--- begin ---

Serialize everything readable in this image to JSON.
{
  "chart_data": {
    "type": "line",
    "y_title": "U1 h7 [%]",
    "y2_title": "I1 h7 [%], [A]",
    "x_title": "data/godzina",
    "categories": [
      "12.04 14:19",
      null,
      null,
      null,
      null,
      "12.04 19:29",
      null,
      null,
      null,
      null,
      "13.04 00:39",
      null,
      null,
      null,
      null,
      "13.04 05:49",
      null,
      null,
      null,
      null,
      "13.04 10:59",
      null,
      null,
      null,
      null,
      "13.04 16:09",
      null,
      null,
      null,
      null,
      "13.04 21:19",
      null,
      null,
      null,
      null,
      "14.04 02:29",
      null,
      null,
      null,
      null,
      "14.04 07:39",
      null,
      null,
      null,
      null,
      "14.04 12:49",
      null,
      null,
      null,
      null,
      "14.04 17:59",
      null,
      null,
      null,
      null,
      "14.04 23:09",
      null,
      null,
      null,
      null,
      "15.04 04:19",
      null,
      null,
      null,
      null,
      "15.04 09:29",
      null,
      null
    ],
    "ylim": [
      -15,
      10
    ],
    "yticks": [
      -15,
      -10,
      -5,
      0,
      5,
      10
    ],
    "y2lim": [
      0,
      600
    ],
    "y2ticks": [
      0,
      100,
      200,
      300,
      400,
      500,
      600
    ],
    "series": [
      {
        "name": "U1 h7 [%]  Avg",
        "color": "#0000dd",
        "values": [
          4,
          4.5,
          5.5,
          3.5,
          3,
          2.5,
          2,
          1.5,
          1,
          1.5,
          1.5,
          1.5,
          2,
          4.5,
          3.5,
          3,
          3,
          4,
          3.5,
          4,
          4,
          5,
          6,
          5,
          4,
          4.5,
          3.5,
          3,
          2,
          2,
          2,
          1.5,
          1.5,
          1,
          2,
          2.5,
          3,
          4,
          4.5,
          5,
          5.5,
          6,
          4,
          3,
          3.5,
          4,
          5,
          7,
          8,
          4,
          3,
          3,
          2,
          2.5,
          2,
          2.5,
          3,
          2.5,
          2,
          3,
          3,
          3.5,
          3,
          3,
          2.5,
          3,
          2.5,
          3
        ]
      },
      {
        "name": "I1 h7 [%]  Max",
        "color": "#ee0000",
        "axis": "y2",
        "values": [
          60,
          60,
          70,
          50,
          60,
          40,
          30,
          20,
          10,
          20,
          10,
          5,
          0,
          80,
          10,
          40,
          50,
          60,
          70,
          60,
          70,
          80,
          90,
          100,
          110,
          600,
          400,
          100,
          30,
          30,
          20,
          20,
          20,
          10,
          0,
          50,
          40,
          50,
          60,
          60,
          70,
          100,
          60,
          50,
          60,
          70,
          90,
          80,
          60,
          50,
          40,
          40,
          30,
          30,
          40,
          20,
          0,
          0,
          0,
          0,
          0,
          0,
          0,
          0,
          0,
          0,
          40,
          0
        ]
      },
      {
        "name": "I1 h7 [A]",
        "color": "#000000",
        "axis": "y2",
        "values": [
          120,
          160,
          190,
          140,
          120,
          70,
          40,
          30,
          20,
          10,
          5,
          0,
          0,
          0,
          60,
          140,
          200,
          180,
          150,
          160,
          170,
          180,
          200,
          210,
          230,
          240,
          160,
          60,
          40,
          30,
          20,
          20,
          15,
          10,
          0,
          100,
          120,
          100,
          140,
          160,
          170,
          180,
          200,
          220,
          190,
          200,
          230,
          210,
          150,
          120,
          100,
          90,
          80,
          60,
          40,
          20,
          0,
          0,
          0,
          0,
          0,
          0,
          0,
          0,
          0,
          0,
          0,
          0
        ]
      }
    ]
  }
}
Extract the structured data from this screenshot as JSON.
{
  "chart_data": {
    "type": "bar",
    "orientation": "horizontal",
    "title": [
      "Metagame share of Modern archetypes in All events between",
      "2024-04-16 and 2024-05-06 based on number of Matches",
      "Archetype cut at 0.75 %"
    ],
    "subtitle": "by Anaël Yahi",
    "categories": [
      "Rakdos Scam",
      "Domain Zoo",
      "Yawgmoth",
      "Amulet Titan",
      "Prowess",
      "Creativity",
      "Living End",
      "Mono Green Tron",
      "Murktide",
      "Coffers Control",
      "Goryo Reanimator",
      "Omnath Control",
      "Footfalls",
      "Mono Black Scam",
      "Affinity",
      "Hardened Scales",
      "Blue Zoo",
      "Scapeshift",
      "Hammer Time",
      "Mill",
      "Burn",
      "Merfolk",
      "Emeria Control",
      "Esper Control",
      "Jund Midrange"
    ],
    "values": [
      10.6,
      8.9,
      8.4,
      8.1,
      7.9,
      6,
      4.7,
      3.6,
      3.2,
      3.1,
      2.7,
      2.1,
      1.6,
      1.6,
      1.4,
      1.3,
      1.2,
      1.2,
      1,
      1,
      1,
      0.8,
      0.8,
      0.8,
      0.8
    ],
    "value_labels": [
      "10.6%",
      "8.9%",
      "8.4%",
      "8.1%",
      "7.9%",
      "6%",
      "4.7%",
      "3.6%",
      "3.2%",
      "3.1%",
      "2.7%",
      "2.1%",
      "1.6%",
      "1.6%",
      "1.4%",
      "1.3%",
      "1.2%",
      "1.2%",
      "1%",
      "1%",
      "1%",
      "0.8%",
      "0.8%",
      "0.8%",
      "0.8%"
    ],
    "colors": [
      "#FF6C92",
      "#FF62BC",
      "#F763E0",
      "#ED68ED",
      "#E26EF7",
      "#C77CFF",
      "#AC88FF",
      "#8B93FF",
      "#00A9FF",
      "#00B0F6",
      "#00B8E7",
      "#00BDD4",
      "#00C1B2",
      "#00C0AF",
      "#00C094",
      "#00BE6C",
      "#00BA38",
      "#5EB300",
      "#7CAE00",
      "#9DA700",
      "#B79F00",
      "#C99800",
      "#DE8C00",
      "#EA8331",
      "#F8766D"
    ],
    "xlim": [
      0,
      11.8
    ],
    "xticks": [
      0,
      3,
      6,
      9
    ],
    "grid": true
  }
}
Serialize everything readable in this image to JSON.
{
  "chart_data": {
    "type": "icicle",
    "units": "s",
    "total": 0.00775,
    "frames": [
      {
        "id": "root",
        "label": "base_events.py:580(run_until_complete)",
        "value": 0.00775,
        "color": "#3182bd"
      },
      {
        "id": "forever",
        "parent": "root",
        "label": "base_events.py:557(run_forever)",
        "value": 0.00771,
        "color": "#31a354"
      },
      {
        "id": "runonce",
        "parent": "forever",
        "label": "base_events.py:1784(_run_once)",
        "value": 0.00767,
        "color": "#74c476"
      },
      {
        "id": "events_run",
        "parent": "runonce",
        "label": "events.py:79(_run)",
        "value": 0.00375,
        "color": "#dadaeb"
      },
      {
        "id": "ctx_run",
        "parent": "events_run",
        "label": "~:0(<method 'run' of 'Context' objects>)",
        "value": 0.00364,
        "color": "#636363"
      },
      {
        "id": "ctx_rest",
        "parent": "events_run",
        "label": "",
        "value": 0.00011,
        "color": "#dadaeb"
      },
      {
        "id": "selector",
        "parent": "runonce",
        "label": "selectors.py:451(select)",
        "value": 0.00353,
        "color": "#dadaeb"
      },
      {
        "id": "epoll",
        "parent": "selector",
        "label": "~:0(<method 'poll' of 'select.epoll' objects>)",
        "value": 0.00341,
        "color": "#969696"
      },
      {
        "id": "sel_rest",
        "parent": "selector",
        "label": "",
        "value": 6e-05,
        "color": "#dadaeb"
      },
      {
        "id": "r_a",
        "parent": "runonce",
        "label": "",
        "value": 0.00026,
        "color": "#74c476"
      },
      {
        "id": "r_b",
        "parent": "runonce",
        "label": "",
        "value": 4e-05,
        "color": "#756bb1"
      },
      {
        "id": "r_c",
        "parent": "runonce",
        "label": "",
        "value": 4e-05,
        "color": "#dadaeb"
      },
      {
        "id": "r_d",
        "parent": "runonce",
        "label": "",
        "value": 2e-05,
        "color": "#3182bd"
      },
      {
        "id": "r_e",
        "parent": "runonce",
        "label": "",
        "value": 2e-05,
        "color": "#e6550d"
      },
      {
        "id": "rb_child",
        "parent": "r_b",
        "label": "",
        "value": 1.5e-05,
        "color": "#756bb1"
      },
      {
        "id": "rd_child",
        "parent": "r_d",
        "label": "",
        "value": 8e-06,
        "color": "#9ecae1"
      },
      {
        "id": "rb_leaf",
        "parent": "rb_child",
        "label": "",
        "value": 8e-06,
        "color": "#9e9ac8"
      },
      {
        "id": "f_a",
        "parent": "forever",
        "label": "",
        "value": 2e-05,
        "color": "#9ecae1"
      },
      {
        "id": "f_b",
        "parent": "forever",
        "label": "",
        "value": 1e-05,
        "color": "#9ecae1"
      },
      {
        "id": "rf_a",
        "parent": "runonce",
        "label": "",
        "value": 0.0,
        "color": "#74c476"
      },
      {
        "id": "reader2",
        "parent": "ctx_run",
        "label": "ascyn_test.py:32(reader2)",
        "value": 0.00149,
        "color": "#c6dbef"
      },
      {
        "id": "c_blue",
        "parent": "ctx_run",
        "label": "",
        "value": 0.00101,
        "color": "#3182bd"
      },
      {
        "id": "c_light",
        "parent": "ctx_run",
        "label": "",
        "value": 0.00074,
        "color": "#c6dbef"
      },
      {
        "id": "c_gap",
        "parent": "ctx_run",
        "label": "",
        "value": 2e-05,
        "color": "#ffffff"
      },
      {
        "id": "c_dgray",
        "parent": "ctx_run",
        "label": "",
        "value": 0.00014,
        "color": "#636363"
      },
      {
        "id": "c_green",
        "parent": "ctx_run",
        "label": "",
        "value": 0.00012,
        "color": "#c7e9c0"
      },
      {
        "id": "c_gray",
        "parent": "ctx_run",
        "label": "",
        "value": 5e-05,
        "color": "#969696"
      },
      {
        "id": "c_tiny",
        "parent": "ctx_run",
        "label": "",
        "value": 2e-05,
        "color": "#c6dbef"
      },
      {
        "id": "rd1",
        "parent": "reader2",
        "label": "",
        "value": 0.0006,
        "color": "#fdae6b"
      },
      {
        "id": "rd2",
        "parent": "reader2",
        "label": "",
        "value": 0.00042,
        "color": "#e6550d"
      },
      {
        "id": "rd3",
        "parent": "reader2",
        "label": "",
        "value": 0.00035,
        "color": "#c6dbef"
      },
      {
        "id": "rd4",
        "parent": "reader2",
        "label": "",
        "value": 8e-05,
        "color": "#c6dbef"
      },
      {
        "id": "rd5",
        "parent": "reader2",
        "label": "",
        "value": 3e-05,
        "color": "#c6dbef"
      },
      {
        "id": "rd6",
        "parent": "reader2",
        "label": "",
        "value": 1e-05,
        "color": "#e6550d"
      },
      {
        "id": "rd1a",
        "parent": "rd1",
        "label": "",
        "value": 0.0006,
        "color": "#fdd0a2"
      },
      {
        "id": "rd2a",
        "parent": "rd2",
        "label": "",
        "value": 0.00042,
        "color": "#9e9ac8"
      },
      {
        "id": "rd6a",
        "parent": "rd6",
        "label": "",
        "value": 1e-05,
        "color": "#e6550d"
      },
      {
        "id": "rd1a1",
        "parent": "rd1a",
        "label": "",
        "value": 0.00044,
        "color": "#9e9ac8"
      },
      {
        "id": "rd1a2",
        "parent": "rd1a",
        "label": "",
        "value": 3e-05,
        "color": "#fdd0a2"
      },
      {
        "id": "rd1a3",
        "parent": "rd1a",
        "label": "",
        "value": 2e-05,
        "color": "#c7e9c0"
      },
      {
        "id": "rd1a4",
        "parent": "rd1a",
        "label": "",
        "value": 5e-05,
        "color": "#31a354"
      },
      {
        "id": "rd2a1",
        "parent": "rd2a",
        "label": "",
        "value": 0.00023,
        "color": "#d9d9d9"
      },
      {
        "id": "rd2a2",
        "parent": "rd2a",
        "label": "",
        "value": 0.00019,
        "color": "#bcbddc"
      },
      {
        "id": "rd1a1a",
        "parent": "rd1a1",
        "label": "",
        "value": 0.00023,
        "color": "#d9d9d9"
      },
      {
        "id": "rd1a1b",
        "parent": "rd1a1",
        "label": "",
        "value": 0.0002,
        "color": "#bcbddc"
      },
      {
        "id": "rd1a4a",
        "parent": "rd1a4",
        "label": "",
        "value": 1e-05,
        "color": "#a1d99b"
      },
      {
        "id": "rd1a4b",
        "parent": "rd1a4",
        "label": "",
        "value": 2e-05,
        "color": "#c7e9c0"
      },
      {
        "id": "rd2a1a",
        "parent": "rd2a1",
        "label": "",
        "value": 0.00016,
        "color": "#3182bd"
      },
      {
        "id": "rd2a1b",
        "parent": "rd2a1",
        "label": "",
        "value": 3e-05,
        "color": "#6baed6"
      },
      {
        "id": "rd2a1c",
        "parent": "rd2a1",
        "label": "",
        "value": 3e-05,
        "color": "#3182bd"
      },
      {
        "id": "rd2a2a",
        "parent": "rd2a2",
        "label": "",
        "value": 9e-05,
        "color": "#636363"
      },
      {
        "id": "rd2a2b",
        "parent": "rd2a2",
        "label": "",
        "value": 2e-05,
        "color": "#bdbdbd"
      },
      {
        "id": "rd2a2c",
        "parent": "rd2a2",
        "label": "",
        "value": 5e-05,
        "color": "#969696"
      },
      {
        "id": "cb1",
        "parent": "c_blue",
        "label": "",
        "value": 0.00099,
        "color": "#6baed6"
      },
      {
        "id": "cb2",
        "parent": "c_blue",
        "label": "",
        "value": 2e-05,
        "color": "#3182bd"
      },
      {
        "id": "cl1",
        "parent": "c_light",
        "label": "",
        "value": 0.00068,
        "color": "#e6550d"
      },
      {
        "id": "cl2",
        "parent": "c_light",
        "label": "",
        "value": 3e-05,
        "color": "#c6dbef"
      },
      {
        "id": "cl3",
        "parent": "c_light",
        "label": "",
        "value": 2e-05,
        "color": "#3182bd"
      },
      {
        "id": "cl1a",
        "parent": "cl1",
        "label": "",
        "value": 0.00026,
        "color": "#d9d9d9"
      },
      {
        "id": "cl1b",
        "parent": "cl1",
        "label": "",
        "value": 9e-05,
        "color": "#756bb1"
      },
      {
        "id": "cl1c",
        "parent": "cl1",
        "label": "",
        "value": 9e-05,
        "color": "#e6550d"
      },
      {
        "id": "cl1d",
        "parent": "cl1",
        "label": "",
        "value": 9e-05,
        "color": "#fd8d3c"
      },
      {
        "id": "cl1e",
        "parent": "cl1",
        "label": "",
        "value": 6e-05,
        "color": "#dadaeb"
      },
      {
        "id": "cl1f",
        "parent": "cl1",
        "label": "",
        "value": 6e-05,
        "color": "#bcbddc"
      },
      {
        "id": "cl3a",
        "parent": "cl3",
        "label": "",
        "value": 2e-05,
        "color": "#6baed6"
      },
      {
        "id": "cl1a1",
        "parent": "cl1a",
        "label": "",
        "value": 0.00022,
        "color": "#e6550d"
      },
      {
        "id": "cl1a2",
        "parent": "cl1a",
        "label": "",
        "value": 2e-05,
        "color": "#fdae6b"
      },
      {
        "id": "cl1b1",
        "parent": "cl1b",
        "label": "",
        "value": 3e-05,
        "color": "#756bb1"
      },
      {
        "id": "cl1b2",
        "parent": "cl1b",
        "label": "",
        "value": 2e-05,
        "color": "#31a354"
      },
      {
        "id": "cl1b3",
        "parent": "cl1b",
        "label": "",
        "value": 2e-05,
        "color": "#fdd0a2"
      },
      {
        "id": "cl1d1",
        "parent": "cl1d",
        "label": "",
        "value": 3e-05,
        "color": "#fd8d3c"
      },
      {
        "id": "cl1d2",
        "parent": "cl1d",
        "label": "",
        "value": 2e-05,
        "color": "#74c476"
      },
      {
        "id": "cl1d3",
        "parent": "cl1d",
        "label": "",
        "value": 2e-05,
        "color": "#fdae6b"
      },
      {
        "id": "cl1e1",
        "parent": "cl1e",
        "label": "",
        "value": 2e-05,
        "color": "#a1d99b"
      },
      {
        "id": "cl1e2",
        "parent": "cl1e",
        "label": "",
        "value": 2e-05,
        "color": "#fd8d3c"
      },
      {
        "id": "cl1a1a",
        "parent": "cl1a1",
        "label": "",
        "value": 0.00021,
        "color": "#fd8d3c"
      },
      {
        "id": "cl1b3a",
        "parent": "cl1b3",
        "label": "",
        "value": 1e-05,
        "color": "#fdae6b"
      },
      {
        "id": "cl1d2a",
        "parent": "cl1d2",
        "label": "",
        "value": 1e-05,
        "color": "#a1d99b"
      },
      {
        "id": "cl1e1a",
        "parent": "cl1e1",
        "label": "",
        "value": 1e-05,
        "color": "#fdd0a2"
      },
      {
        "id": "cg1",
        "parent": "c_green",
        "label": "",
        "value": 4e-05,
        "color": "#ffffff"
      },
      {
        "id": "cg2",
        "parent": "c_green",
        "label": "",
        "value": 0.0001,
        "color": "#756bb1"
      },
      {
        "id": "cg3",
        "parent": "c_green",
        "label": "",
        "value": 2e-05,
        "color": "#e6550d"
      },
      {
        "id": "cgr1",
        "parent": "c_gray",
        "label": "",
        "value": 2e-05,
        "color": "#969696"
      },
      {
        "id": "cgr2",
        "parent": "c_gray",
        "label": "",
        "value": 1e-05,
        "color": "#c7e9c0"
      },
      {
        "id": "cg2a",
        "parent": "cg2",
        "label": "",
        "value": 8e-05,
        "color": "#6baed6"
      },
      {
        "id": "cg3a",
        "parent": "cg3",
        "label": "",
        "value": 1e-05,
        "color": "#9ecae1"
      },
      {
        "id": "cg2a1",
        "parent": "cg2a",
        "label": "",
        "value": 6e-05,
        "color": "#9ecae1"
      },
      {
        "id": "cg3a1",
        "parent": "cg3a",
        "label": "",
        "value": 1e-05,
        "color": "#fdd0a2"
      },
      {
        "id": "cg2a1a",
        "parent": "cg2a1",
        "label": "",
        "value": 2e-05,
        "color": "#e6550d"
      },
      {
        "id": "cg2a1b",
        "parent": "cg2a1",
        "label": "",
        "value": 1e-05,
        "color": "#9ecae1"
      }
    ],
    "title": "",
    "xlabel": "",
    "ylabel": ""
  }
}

--- end ---

[Given task]:
Gather up every line from the listing above in which the word "objects" occurs.

[Written answer]:
        "label": "~:0(<method 'run' of 'Context' objects>)",
        "label": "~:0(<method 'poll' of 'select.epoll' objects>)",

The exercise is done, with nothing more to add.